═════ GIVEN INFORMATION ═════

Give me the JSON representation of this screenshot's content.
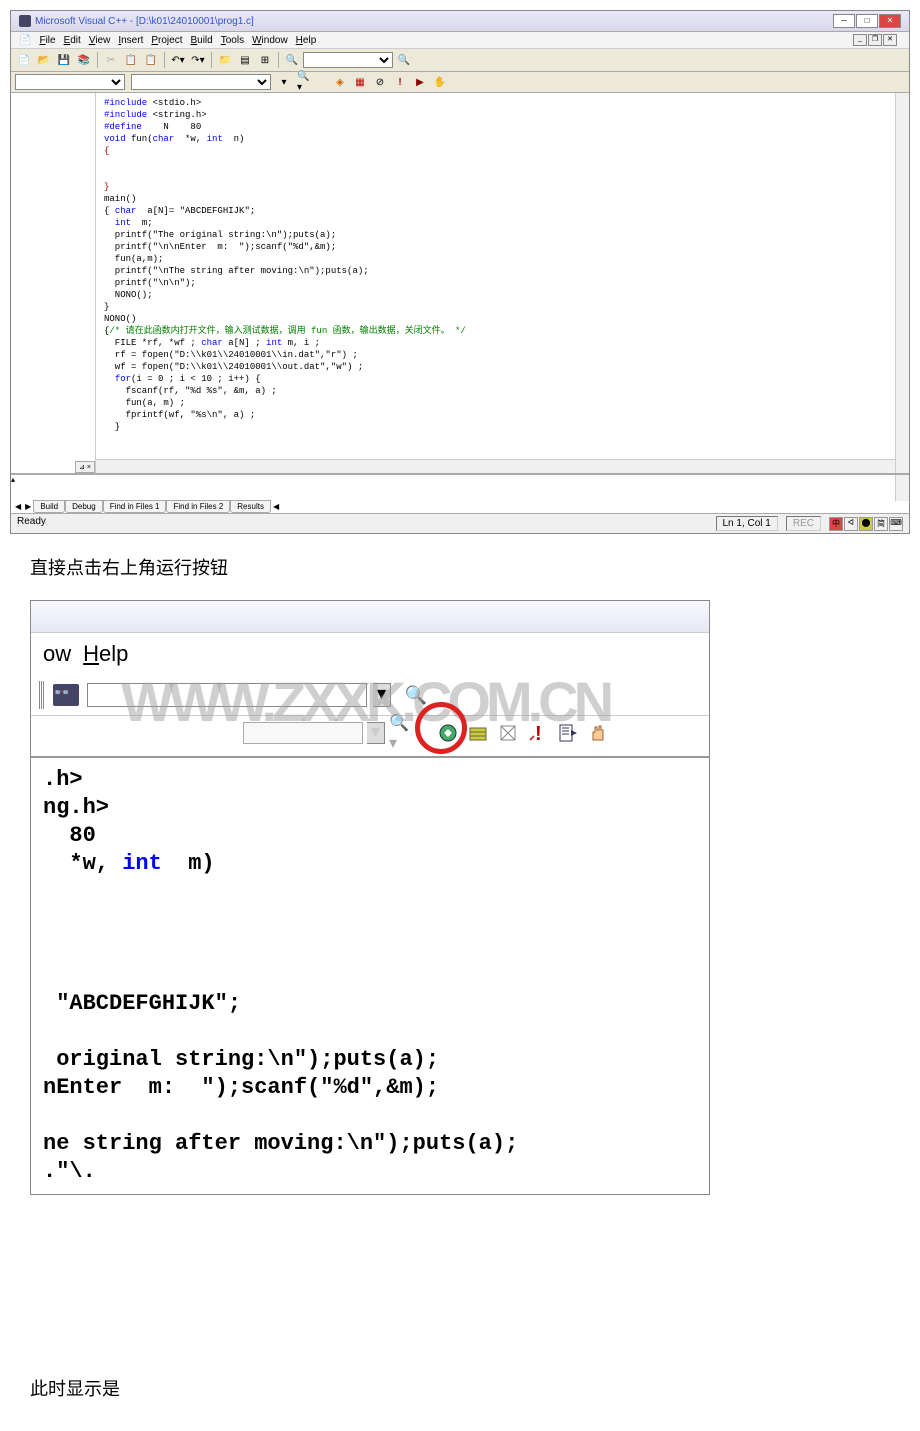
{
  "ide": {
    "title": "Microsoft Visual C++ - [D:\\k01\\24010001\\prog1.c]",
    "menubar": {
      "file": "File",
      "edit": "Edit",
      "view": "View",
      "insert": "Insert",
      "project": "Project",
      "build": "Build",
      "tools": "Tools",
      "window": "Window",
      "help": "Help"
    },
    "code": {
      "l1a": "#include",
      "l1b": " <stdio.h>",
      "l2a": "#include",
      "l2b": " <string.h>",
      "l3a": "#define",
      "l3b": "    N    80",
      "l4a": "void",
      "l4b": " fun(",
      "l4c": "char",
      "l4d": "  *w, ",
      "l4e": "int",
      "l4f": "  n)",
      "l5": "{",
      "l6": "",
      "l7": "}",
      "l8": "main()",
      "l9a": "{ ",
      "l9b": "char",
      "l9c": "  a[N]= \"ABCDEFGHIJK\";",
      "l10a": "  ",
      "l10b": "int",
      "l10c": "  m;",
      "l11": "  printf(\"The original string:\\n\");puts(a);",
      "l12": "  printf(\"\\n\\nEnter  m:  \");scanf(\"%d\",&m);",
      "l13": "  fun(a,m);",
      "l14": "  printf(\"\\nThe string after moving:\\n\");puts(a);",
      "l15": "  printf(\"\\n\\n\");",
      "l16": "  NONO();",
      "l17": "}",
      "l18": "NONO()",
      "l19a": "{",
      "l19b": "/* 请在此函数内打开文件，输入测试数据，调用 fun 函数，输出数据，关闭文件。 */",
      "l20": "  FILE *rf, *wf ; ",
      "l20b": "char",
      "l20c": " a[N] ; ",
      "l20d": "int",
      "l20e": " m, i ;",
      "l21": "  rf = fopen(\"D:\\\\k01\\\\24010001\\\\in.dat\",\"r\") ;",
      "l22": "  wf = fopen(\"D:\\\\k01\\\\24010001\\\\out.dat\",\"w\") ;",
      "l23a": "  ",
      "l23b": "for",
      "l23c": "(i = 0 ; i < 10 ; i++) {",
      "l24": "    fscanf(rf, \"%d %s\", &m, a) ;",
      "l25": "    fun(a, m) ;",
      "l26": "    fprintf(wf, \"%s\\n\", a) ;",
      "l27": "  }"
    },
    "output_tabs": {
      "build": "Build",
      "debug": "Debug",
      "find1": "Find in Files 1",
      "find2": "Find in Files 2",
      "results": "Results"
    },
    "statusbar": {
      "ready": "Ready",
      "pos": "Ln 1, Col 1",
      "rec": "REC"
    }
  },
  "caption1": "直接点击右上角运行按钮",
  "zoomed": {
    "menu_window": "ow",
    "menu_help": "Help",
    "watermark": "WWW.ZXXK.COM.CN",
    "code": {
      "l1": ".h>",
      "l2": "ng.h>",
      "l3": "  80",
      "l4a": "  *w, ",
      "l4b": "int",
      "l4c": "  m)",
      "gap": " ",
      "l5": " \"ABCDEFGHIJK\";",
      "gap2": " ",
      "l6": " original string:\\n\");puts(a);",
      "l7": "nEnter  m:  \");scanf(\"%d\",&m);",
      "gap3": " ",
      "l8": "ne string after moving:\\n\");puts(a);",
      "l9": ".\"\\."
    }
  },
  "caption2": "此时显示是"
}
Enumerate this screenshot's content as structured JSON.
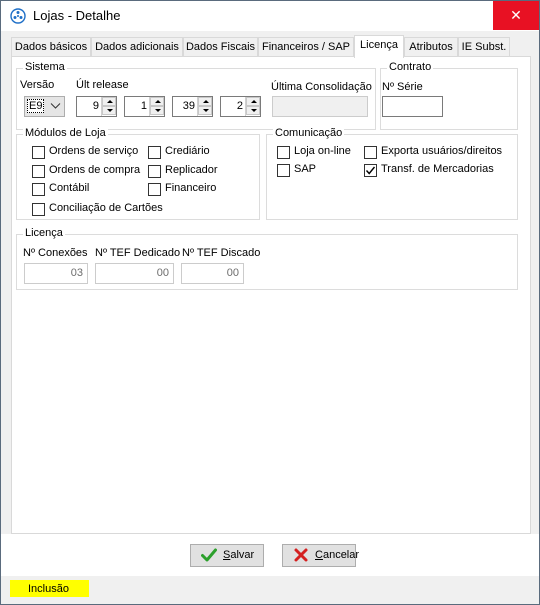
{
  "window": {
    "title": "Lojas - Detalhe",
    "close_glyph": "✕"
  },
  "tabs": [
    {
      "label": "Dados básicos"
    },
    {
      "label": "Dados adicionais"
    },
    {
      "label": "Dados Fiscais"
    },
    {
      "label": "Financeiros / SAP"
    },
    {
      "label": "Licença"
    },
    {
      "label": "Atributos"
    },
    {
      "label": "IE Subst."
    }
  ],
  "sistema": {
    "title": "Sistema",
    "versao_label": "Versão",
    "versao_value": "E9",
    "release_label": "Últ release",
    "release_parts": [
      "9",
      "1",
      "39",
      "2"
    ],
    "consolidacao_label": "Última Consolidação",
    "consolidacao_value": ""
  },
  "contrato": {
    "title": "Contrato",
    "serie_label": "Nº Série",
    "serie_value": ""
  },
  "modulos": {
    "title": "Módulos de Loja",
    "items": [
      {
        "label": "Ordens de serviço",
        "checked": false
      },
      {
        "label": "Ordens de compra",
        "checked": false
      },
      {
        "label": "Contábil",
        "checked": false
      },
      {
        "label": "Conciliação de Cartões",
        "checked": false
      },
      {
        "label": "Crediário",
        "checked": false
      },
      {
        "label": "Replicador",
        "checked": false
      },
      {
        "label": "Financeiro",
        "checked": false
      }
    ]
  },
  "comunicacao": {
    "title": "Comunicação",
    "items": [
      {
        "label": "Loja on-line",
        "checked": false
      },
      {
        "label": "SAP",
        "checked": false
      },
      {
        "label": "Exporta usuários/direitos",
        "checked": false
      },
      {
        "label": "Transf. de Mercadorias",
        "checked": true
      }
    ]
  },
  "licenca": {
    "title": "Licença",
    "conexoes_label": "Nº Conexões",
    "conexoes_value": "03",
    "tef_dedicado_label": "Nº TEF Dedicado",
    "tef_dedicado_value": "00",
    "tef_discado_label": "Nº TEF Discado",
    "tef_discado_value": "00"
  },
  "buttons": {
    "save_label": "Salvar",
    "cancel_label": "Cancelar"
  },
  "status": {
    "mode": "Inclusão"
  },
  "colors": {
    "close_bg": "#e81123",
    "status_highlight": "#ffff00",
    "save_icon": "#2ca02c",
    "cancel_icon": "#d42020"
  }
}
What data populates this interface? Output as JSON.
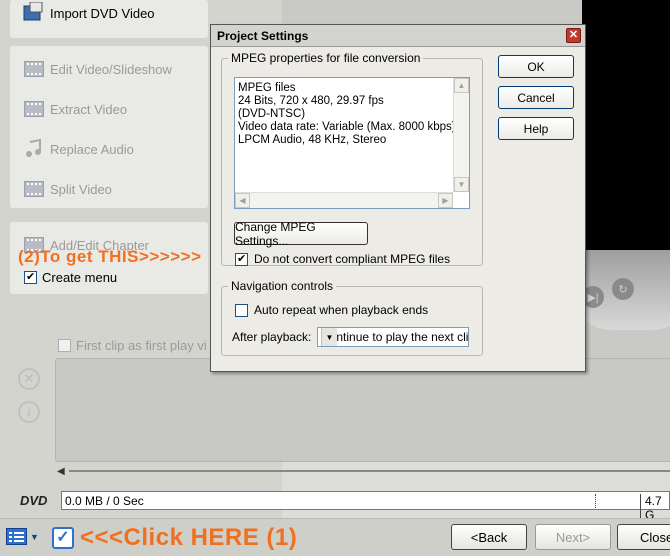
{
  "tasks": {
    "import": "Import DVD Video",
    "edit": "Edit Video/Slideshow",
    "extract": "Extract Video",
    "replace_audio": "Replace Audio",
    "split": "Split Video",
    "add_chapter": "Add/Edit Chapter",
    "create_menu": "Create menu",
    "first_clip": "First clip as first play vi"
  },
  "capacity": {
    "label": "DVD",
    "used": "0.0 MB / 0 Sec",
    "max": "4.7 G"
  },
  "bottom": {
    "back": "<Back",
    "next": "Next>",
    "close": "Close"
  },
  "annotations": {
    "step2": "(2)To get THIS>>>>>>",
    "step1": "<<<Click HERE (1)"
  },
  "dialog": {
    "title": "Project Settings",
    "mpeg_group": "MPEG properties for file conversion",
    "info_lines": [
      "MPEG files",
      "24 Bits, 720 x 480, 29.97 fps",
      "(DVD-NTSC)",
      "Video data rate: Variable (Max.  8000 kbps)",
      "LPCM Audio, 48 KHz, Stereo"
    ],
    "change_button": "Change MPEG Settings...",
    "no_convert": "Do not convert compliant MPEG files",
    "ok": "OK",
    "cancel": "Cancel",
    "help": "Help",
    "nav_group": "Navigation controls",
    "auto_repeat": "Auto repeat when playback ends",
    "after_playback_label": "After playback:",
    "after_playback_value": "Continue to play the next cli"
  },
  "colors": {
    "annotation": "#f07020",
    "check": "#21a121"
  }
}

═════

TO BE DONE. Write out the whole listing again, exactly, with no pictures.

ANSWER TO THE TASK.
Give me the JSON representation of this screenshot's content.
{
  "ide": {
    "title": "Microsoft Visual C++ - [D:\\k01\\24010001\\prog1.c]",
    "menubar": {
      "file": "File",
      "edit": "Edit",
      "view": "View",
      "insert": "Insert",
      "project": "Project",
      "build": "Build",
      "tools": "Tools",
      "window": "Window",
      "help": "Help"
    },
    "code": {
      "l1a": "#include",
      "l1b": " <stdio.h>",
      "l2a": "#include",
      "l2b": " <string.h>",
      "l3a": "#define",
      "l3b": "    N    80",
      "l4a": "void",
      "l4b": " fun(",
      "l4c": "char",
      "l4d": "  *w, ",
      "l4e": "int",
      "l4f": "  n)",
      "l5": "{",
      "l6": "",
      "l7": "}",
      "l8": "main()",
      "l9a": "{ ",
      "l9b": "char",
      "l9c": "  a[N]= \"ABCDEFGHIJK\";",
      "l10a": "  ",
      "l10b": "int",
      "l10c": "  m;",
      "l11": "  printf(\"The original string:\\n\");puts(a);",
      "l12": "  printf(\"\\n\\nEnter  m:  \");scanf(\"%d\",&m);",
      "l13": "  fun(a,m);",
      "l14": "  printf(\"\\nThe string after moving:\\n\");puts(a);",
      "l15": "  printf(\"\\n\\n\");",
      "l16": "  NONO();",
      "l17": "}",
      "l18": "NONO()",
      "l19a": "{",
      "l19b": "/* 请在此函数内打开文件，输入测试数据，调用 fun 函数，输出数据，关闭文件。 */",
      "l20": "  FILE *rf, *wf ; ",
      "l20b": "char",
      "l20c": " a[N] ; ",
      "l20d": "int",
      "l20e": " m, i ;",
      "l21": "  rf = fopen(\"D:\\\\k01\\\\24010001\\\\in.dat\",\"r\") ;",
      "l22": "  wf = fopen(\"D:\\\\k01\\\\24010001\\\\out.dat\",\"w\") ;",
      "l23a": "  ",
      "l23b": "for",
      "l23c": "(i = 0 ; i < 10 ; i++) {",
      "l24": "    fscanf(rf, \"%d %s\", &m, a) ;",
      "l25": "    fun(a, m) ;",
      "l26": "    fprintf(wf, \"%s\\n\", a) ;",
      "l27": "  }"
    },
    "output_tabs": {
      "build": "Build",
      "debug": "Debug",
      "find1": "Find in Files 1",
      "find2": "Find in Files 2",
      "results": "Results"
    },
    "statusbar": {
      "ready": "Ready",
      "pos": "Ln 1, Col 1",
      "rec": "REC"
    }
  },
  "caption1": "直接点击右上角运行按钮",
  "zoomed": {
    "menu_window": "ow",
    "menu_help": "Help",
    "watermark": "WWW.ZXXK.COM.CN",
    "code": {
      "l1": ".h>",
      "l2": "ng.h>",
      "l3": "  80",
      "l4a": "  *w, ",
      "l4b": "int",
      "l4c": "  m)",
      "gap": " ",
      "l5": " \"ABCDEFGHIJK\";",
      "gap2": " ",
      "l6": " original string:\\n\");puts(a);",
      "l7": "nEnter  m:  \");scanf(\"%d\",&m);",
      "gap3": " ",
      "l8": "ne string after moving:\\n\");puts(a);",
      "l9": ".\"\\."
    }
  },
  "caption2": "此时显示是"
}
Enumerate this screenshot's content as structured JSON.
{
  "window": {
    "title": "Lojas - Detalhe",
    "close_glyph": "✕"
  },
  "tabs": [
    {
      "label": "Dados básicos"
    },
    {
      "label": "Dados adicionais"
    },
    {
      "label": "Dados Fiscais"
    },
    {
      "label": "Financeiros / SAP"
    },
    {
      "label": "Licença"
    },
    {
      "label": "Atributos"
    },
    {
      "label": "IE Subst."
    }
  ],
  "sistema": {
    "title": "Sistema",
    "versao_label": "Versão",
    "versao_value": "E9",
    "release_label": "Últ release",
    "release_parts": [
      "9",
      "1",
      "39",
      "2"
    ],
    "consolidacao_label": "Última Consolidação",
    "consolidacao_value": ""
  },
  "contrato": {
    "title": "Contrato",
    "serie_label": "Nº Série",
    "serie_value": ""
  },
  "modulos": {
    "title": "Módulos de Loja",
    "items": [
      {
        "label": "Ordens de serviço",
        "checked": false
      },
      {
        "label": "Ordens de compra",
        "checked": false
      },
      {
        "label": "Contábil",
        "checked": false
      },
      {
        "label": "Conciliação de Cartões",
        "checked": false
      },
      {
        "label": "Crediário",
        "checked": false
      },
      {
        "label": "Replicador",
        "checked": false
      },
      {
        "label": "Financeiro",
        "checked": false
      }
    ]
  },
  "comunicacao": {
    "title": "Comunicação",
    "items": [
      {
        "label": "Loja on-line",
        "checked": false
      },
      {
        "label": "SAP",
        "checked": false
      },
      {
        "label": "Exporta usuários/direitos",
        "checked": false
      },
      {
        "label": "Transf. de Mercadorias",
        "checked": true
      }
    ]
  },
  "licenca": {
    "title": "Licença",
    "conexoes_label": "Nº Conexões",
    "conexoes_value": "03",
    "tef_dedicado_label": "Nº TEF Dedicado",
    "tef_dedicado_value": "00",
    "tef_discado_label": "Nº TEF Discado",
    "tef_discado_value": "00"
  },
  "buttons": {
    "save_label": "Salvar",
    "cancel_label": "Cancelar"
  },
  "status": {
    "mode": "Inclusão"
  },
  "colors": {
    "close_bg": "#e81123",
    "status_highlight": "#ffff00",
    "save_icon": "#2ca02c",
    "cancel_icon": "#d42020"
  }
}
What data populates this interface? Output as JSON.
{
  "tasks": {
    "import": "Import DVD Video",
    "edit": "Edit Video/Slideshow",
    "extract": "Extract Video",
    "replace_audio": "Replace Audio",
    "split": "Split Video",
    "add_chapter": "Add/Edit Chapter",
    "create_menu": "Create menu",
    "first_clip": "First clip as first play vi"
  },
  "capacity": {
    "label": "DVD",
    "used": "0.0 MB / 0 Sec",
    "max": "4.7 G"
  },
  "bottom": {
    "back": "<Back",
    "next": "Next>",
    "close": "Close"
  },
  "annotations": {
    "step2": "(2)To get THIS>>>>>>",
    "step1": "<<<Click HERE (1)"
  },
  "dialog": {
    "title": "Project Settings",
    "mpeg_group": "MPEG properties for file conversion",
    "info_lines": [
      "MPEG files",
      "24 Bits, 720 x 480, 29.97 fps",
      "(DVD-NTSC)",
      "Video data rate: Variable (Max.  8000 kbps)",
      "LPCM Audio, 48 KHz, Stereo"
    ],
    "change_button": "Change MPEG Settings...",
    "no_convert": "Do not convert compliant MPEG files",
    "ok": "OK",
    "cancel": "Cancel",
    "help": "Help",
    "nav_group": "Navigation controls",
    "auto_repeat": "Auto repeat when playback ends",
    "after_playback_label": "After playback:",
    "after_playback_value": "Continue to play the next cli"
  },
  "colors": {
    "annotation": "#f07020",
    "check": "#21a121"
  }
}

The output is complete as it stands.